___ MATERIAL FOR THIS EXERCISE ___
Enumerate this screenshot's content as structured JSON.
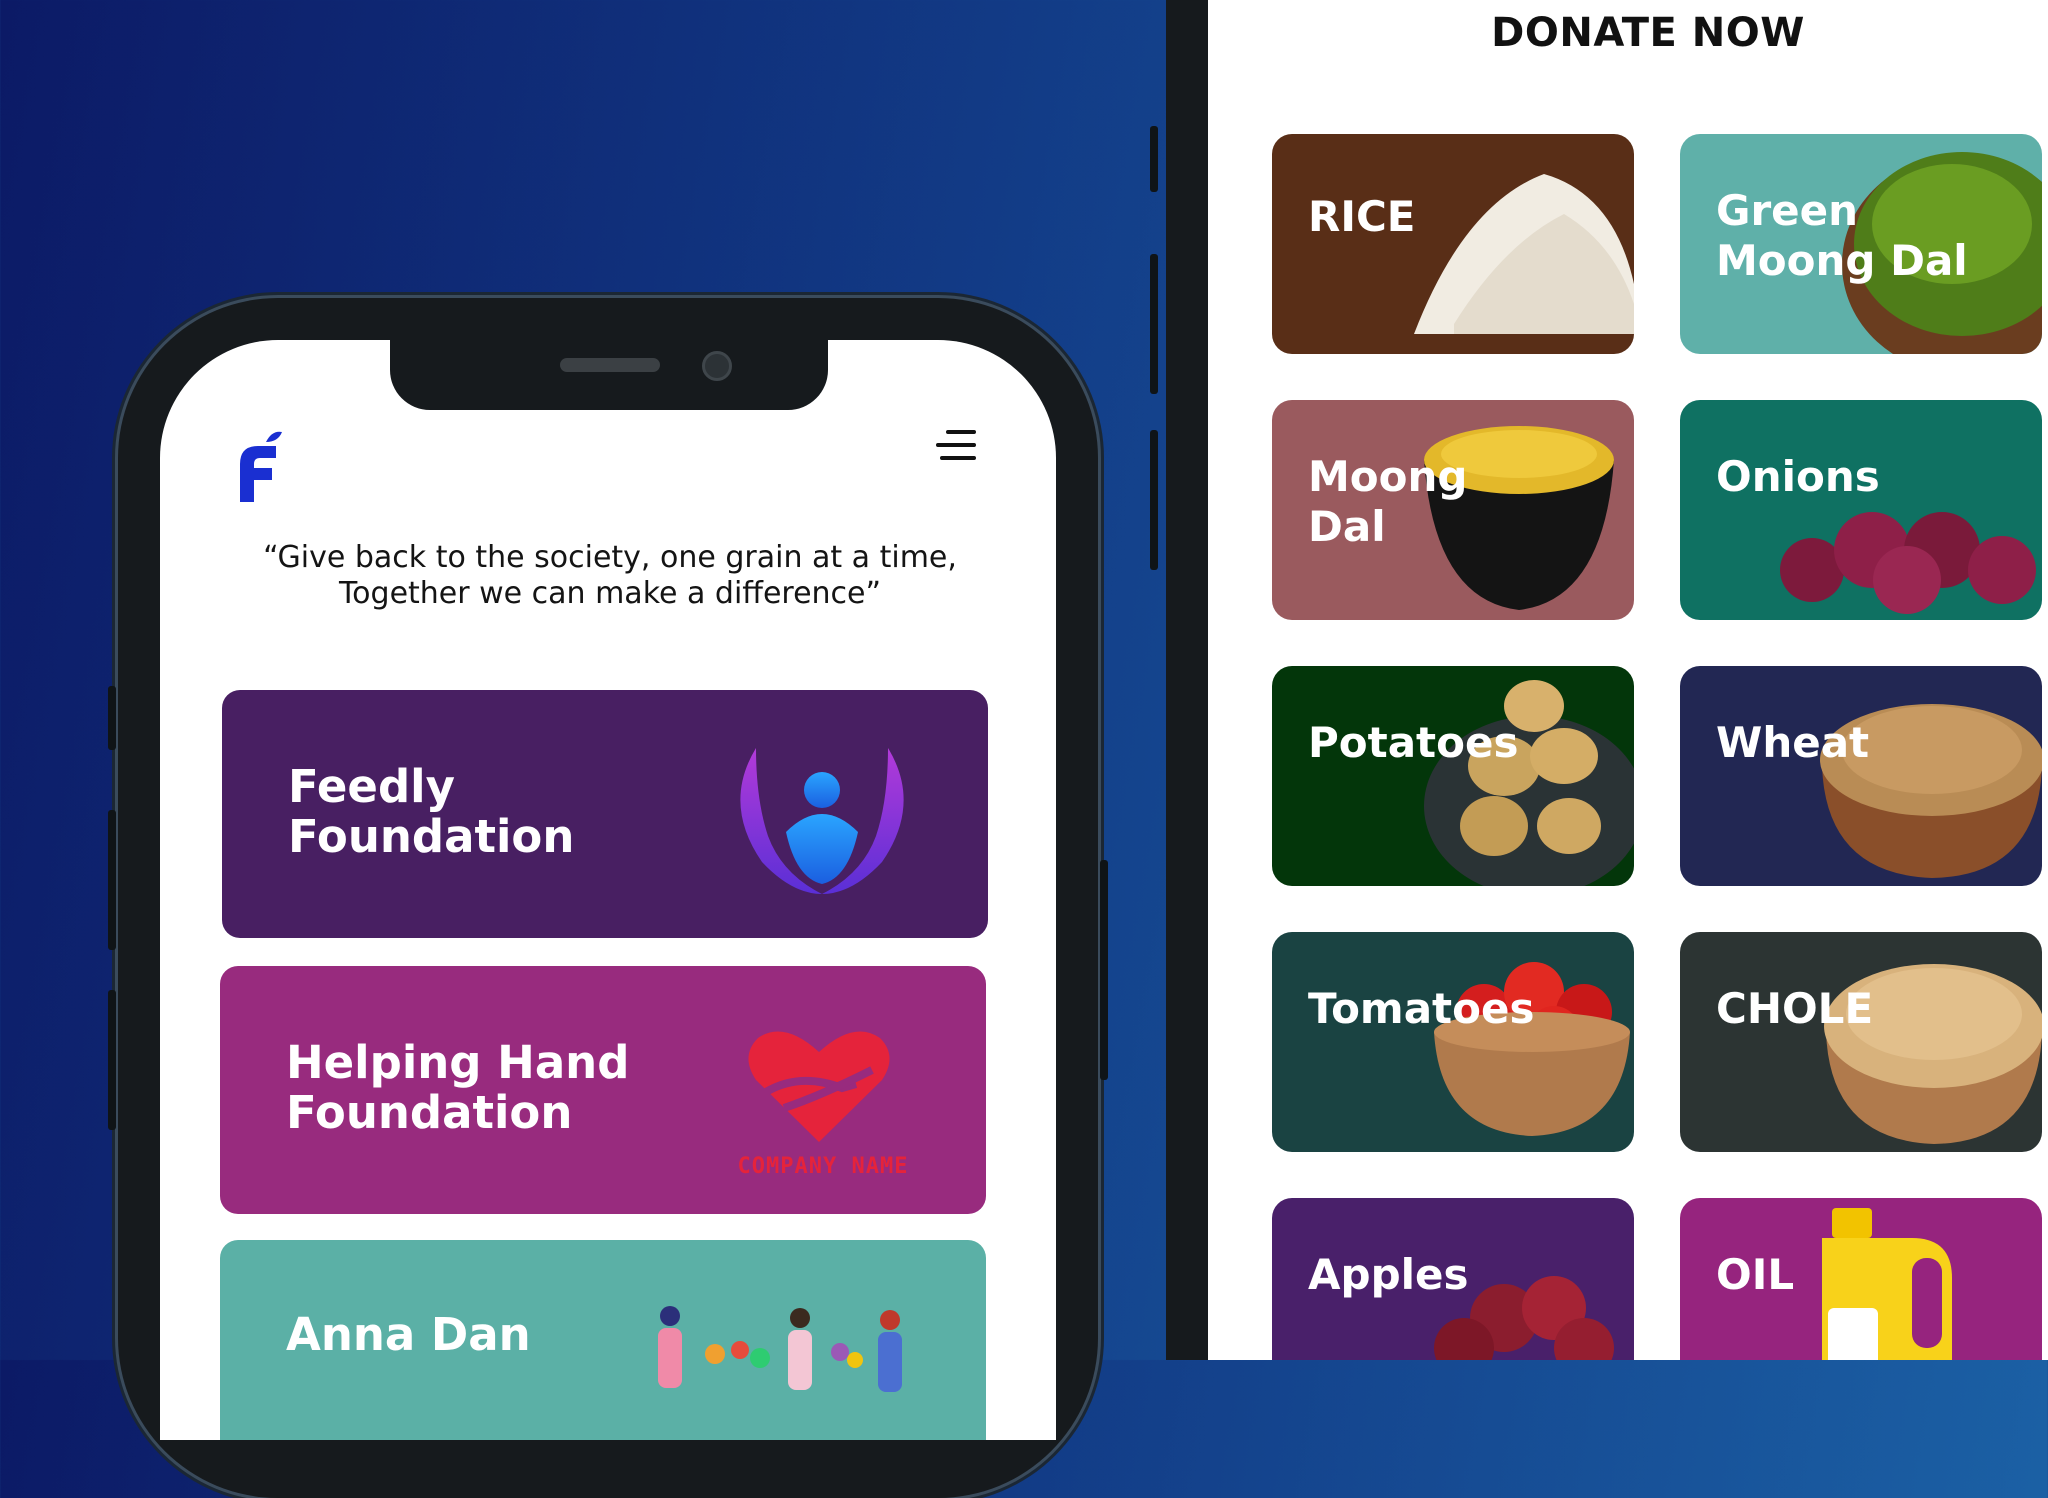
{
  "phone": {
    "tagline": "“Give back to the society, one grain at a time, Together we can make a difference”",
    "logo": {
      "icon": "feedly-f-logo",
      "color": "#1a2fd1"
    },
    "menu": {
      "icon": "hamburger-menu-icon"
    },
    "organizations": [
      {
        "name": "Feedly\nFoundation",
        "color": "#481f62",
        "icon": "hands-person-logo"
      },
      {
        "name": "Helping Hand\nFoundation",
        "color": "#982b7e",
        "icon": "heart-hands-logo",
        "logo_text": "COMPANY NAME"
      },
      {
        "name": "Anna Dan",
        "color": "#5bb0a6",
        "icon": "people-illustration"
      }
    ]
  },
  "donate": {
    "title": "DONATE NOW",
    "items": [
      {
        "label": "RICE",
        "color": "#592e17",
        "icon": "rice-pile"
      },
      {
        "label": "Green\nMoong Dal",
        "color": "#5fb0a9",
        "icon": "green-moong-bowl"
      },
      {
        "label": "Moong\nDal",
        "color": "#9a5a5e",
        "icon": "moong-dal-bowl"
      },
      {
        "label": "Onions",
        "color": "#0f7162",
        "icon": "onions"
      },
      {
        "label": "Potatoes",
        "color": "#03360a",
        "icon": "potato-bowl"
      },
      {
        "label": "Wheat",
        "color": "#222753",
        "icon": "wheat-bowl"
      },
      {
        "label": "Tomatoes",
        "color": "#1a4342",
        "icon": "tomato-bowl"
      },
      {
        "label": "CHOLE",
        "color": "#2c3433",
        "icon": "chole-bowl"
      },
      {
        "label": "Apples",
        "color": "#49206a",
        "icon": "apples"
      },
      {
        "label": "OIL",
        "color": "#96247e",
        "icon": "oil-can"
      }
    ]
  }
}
___
## WRITTEN INSTRUCTION
Using the material above, return every line exactly as it appears, minus the pictures.

## COMPLETE OUTPUT
Enumerate this screenshot's content as structured JSON.
{
  "phone": {
    "tagline": "“Give back to the society, one grain at a time, Together we can make a difference”",
    "logo": {
      "icon": "feedly-f-logo",
      "color": "#1a2fd1"
    },
    "menu": {
      "icon": "hamburger-menu-icon"
    },
    "organizations": [
      {
        "name": "Feedly\nFoundation",
        "color": "#481f62",
        "icon": "hands-person-logo"
      },
      {
        "name": "Helping Hand\nFoundation",
        "color": "#982b7e",
        "icon": "heart-hands-logo",
        "logo_text": "COMPANY NAME"
      },
      {
        "name": "Anna Dan",
        "color": "#5bb0a6",
        "icon": "people-illustration"
      }
    ]
  },
  "donate": {
    "title": "DONATE NOW",
    "items": [
      {
        "label": "RICE",
        "color": "#592e17",
        "icon": "rice-pile"
      },
      {
        "label": "Green\nMoong Dal",
        "color": "#5fb0a9",
        "icon": "green-moong-bowl"
      },
      {
        "label": "Moong\nDal",
        "color": "#9a5a5e",
        "icon": "moong-dal-bowl"
      },
      {
        "label": "Onions",
        "color": "#0f7162",
        "icon": "onions"
      },
      {
        "label": "Potatoes",
        "color": "#03360a",
        "icon": "potato-bowl"
      },
      {
        "label": "Wheat",
        "color": "#222753",
        "icon": "wheat-bowl"
      },
      {
        "label": "Tomatoes",
        "color": "#1a4342",
        "icon": "tomato-bowl"
      },
      {
        "label": "CHOLE",
        "color": "#2c3433",
        "icon": "chole-bowl"
      },
      {
        "label": "Apples",
        "color": "#49206a",
        "icon": "apples"
      },
      {
        "label": "OIL",
        "color": "#96247e",
        "icon": "oil-can"
      }
    ]
  }
}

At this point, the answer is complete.